[Data entries for graphics]
-- begin --
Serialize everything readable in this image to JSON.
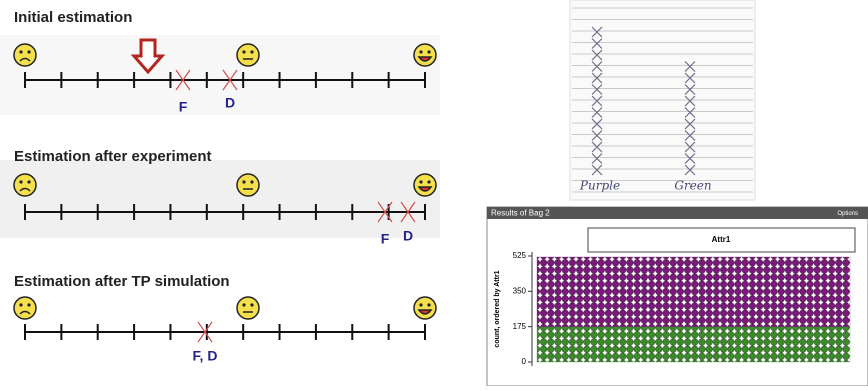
{
  "estimations": [
    {
      "title": "Initial estimation",
      "labels": [
        "F",
        "D"
      ]
    },
    {
      "title": "Estimation after experiment",
      "labels": [
        "F",
        "D"
      ]
    },
    {
      "title": "Estimation after TP simulation",
      "labels": [
        "F, D"
      ]
    }
  ],
  "tally": {
    "categories": [
      "Purple",
      "Green"
    ],
    "values": [
      13,
      10
    ]
  },
  "chart_data": {
    "type": "dotplot",
    "title": "Results of Bag 2",
    "options": "Options",
    "legend_title": "Attr1",
    "ylabel": "count, ordered by Attr1",
    "ylim": [
      0,
      525
    ],
    "yticks": [
      0,
      175,
      350,
      525
    ],
    "series": [
      {
        "name": "Green",
        "color": "#3d8a2c",
        "values": [
          175
        ]
      },
      {
        "name": "Purple",
        "color": "#7a1a7a",
        "values": [
          345
        ]
      }
    ]
  }
}
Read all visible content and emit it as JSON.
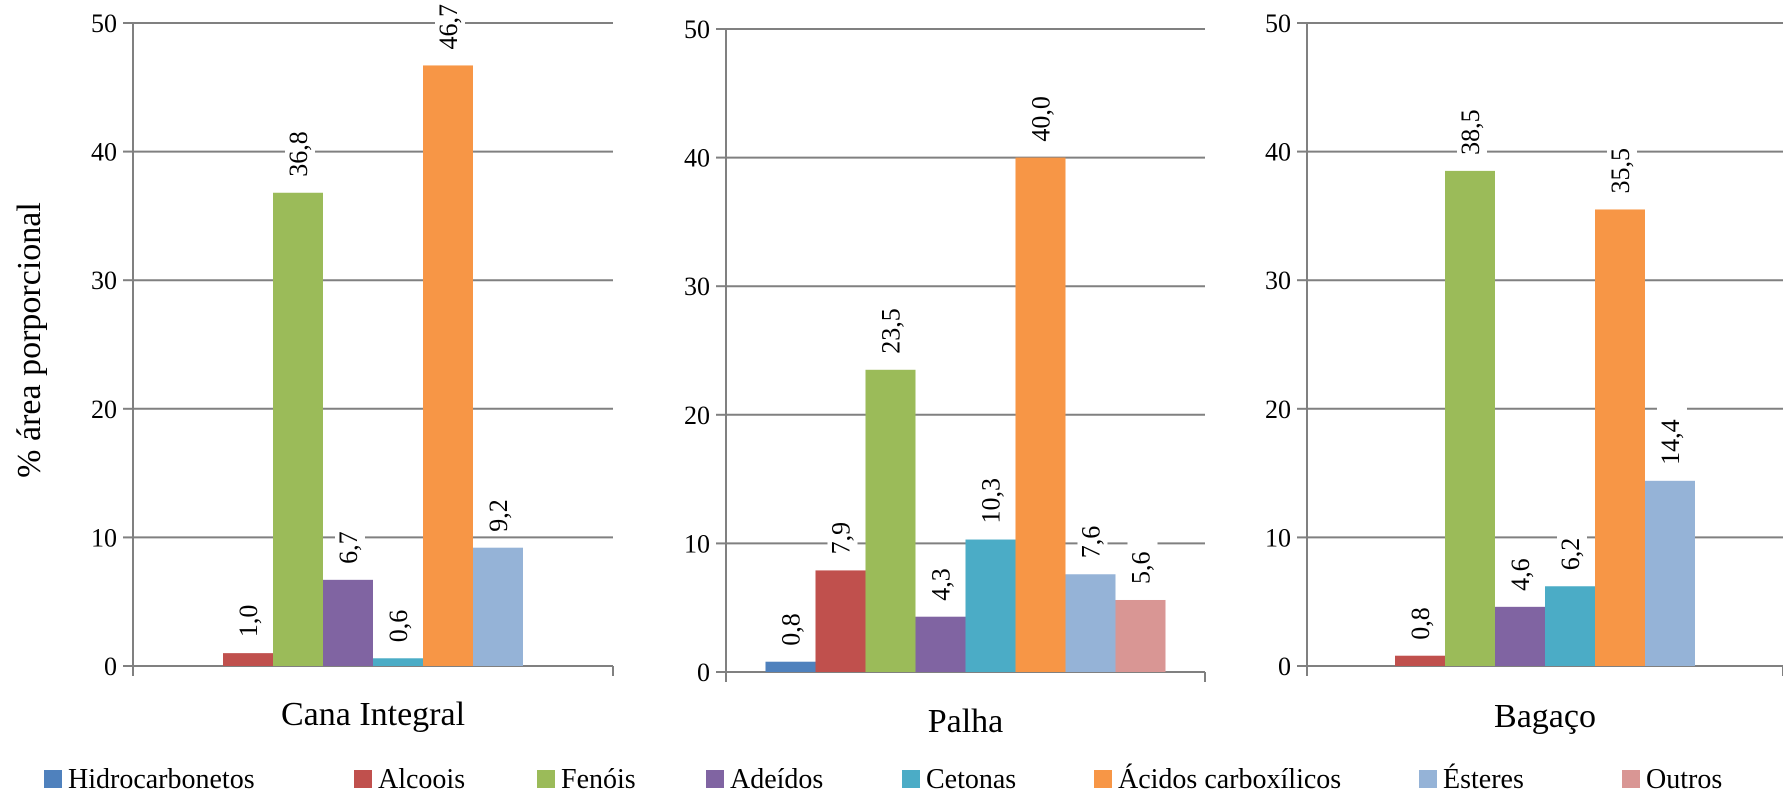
{
  "chart_data": {
    "type": "bar",
    "ylabel": "% área porporcional",
    "ylim": [
      0,
      50
    ],
    "yticks": [
      0,
      10,
      20,
      30,
      40,
      50
    ],
    "grid": true,
    "legend_position": "bottom",
    "series": [
      {
        "name": "Hidrocarbonetos",
        "color": "#4F81BD"
      },
      {
        "name": "Alcoois",
        "color": "#C0504D"
      },
      {
        "name": "Fenóis",
        "color": "#9BBB59"
      },
      {
        "name": "Adeídos",
        "color": "#8064A2"
      },
      {
        "name": "Cetonas",
        "color": "#4BACC6"
      },
      {
        "name": "Ácidos carboxílicos",
        "color": "#F79646"
      },
      {
        "name": "Ésteres",
        "color": "#95B3D7"
      },
      {
        "name": "Outros",
        "color": "#D99694"
      }
    ],
    "panels": [
      {
        "category": "Cana Integral",
        "values": [
          null,
          1.0,
          36.8,
          6.7,
          0.6,
          46.7,
          9.2,
          null
        ],
        "labels": [
          null,
          "1,0",
          "36,8",
          "6,7",
          "0,6",
          "46,7",
          "9,2",
          null
        ]
      },
      {
        "category": "Palha",
        "values": [
          0.8,
          7.9,
          23.5,
          4.3,
          10.3,
          40.0,
          7.6,
          5.6
        ],
        "labels": [
          "0,8",
          "7,9",
          "23,5",
          "4,3",
          "10,3",
          "40,0",
          "7,6",
          "5,6"
        ]
      },
      {
        "category": "Bagaço",
        "values": [
          null,
          0.8,
          38.5,
          4.6,
          6.2,
          35.5,
          14.4,
          null
        ],
        "labels": [
          null,
          "0,8",
          "38,5",
          "4,6",
          "6,2",
          "35,5",
          "14,4",
          null
        ]
      }
    ]
  }
}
-- end --
- **Aim**
Please transcribe the material above exactly as written. Leave the pictures out.

- **Worked answer**
Serialize everything readable in this image to JSON.
{
  "estimations": [
    {
      "title": "Initial estimation",
      "labels": [
        "F",
        "D"
      ]
    },
    {
      "title": "Estimation after experiment",
      "labels": [
        "F",
        "D"
      ]
    },
    {
      "title": "Estimation after TP simulation",
      "labels": [
        "F, D"
      ]
    }
  ],
  "tally": {
    "categories": [
      "Purple",
      "Green"
    ],
    "values": [
      13,
      10
    ]
  },
  "chart_data": {
    "type": "dotplot",
    "title": "Results of Bag 2",
    "options": "Options",
    "legend_title": "Attr1",
    "ylabel": "count, ordered by Attr1",
    "ylim": [
      0,
      525
    ],
    "yticks": [
      0,
      175,
      350,
      525
    ],
    "series": [
      {
        "name": "Green",
        "color": "#3d8a2c",
        "values": [
          175
        ]
      },
      {
        "name": "Purple",
        "color": "#7a1a7a",
        "values": [
          345
        ]
      }
    ]
  }
}
Read all visible content and emit it as JSON.
{
  "chart_data": {
    "type": "bar",
    "ylabel": "% área porporcional",
    "ylim": [
      0,
      50
    ],
    "yticks": [
      0,
      10,
      20,
      30,
      40,
      50
    ],
    "grid": true,
    "legend_position": "bottom",
    "series": [
      {
        "name": "Hidrocarbonetos",
        "color": "#4F81BD"
      },
      {
        "name": "Alcoois",
        "color": "#C0504D"
      },
      {
        "name": "Fenóis",
        "color": "#9BBB59"
      },
      {
        "name": "Adeídos",
        "color": "#8064A2"
      },
      {
        "name": "Cetonas",
        "color": "#4BACC6"
      },
      {
        "name": "Ácidos carboxílicos",
        "color": "#F79646"
      },
      {
        "name": "Ésteres",
        "color": "#95B3D7"
      },
      {
        "name": "Outros",
        "color": "#D99694"
      }
    ],
    "panels": [
      {
        "category": "Cana Integral",
        "values": [
          null,
          1.0,
          36.8,
          6.7,
          0.6,
          46.7,
          9.2,
          null
        ],
        "labels": [
          null,
          "1,0",
          "36,8",
          "6,7",
          "0,6",
          "46,7",
          "9,2",
          null
        ]
      },
      {
        "category": "Palha",
        "values": [
          0.8,
          7.9,
          23.5,
          4.3,
          10.3,
          40.0,
          7.6,
          5.6
        ],
        "labels": [
          "0,8",
          "7,9",
          "23,5",
          "4,3",
          "10,3",
          "40,0",
          "7,6",
          "5,6"
        ]
      },
      {
        "category": "Bagaço",
        "values": [
          null,
          0.8,
          38.5,
          4.6,
          6.2,
          35.5,
          14.4,
          null
        ],
        "labels": [
          null,
          "0,8",
          "38,5",
          "4,6",
          "6,2",
          "35,5",
          "14,4",
          null
        ]
      }
    ]
  }
}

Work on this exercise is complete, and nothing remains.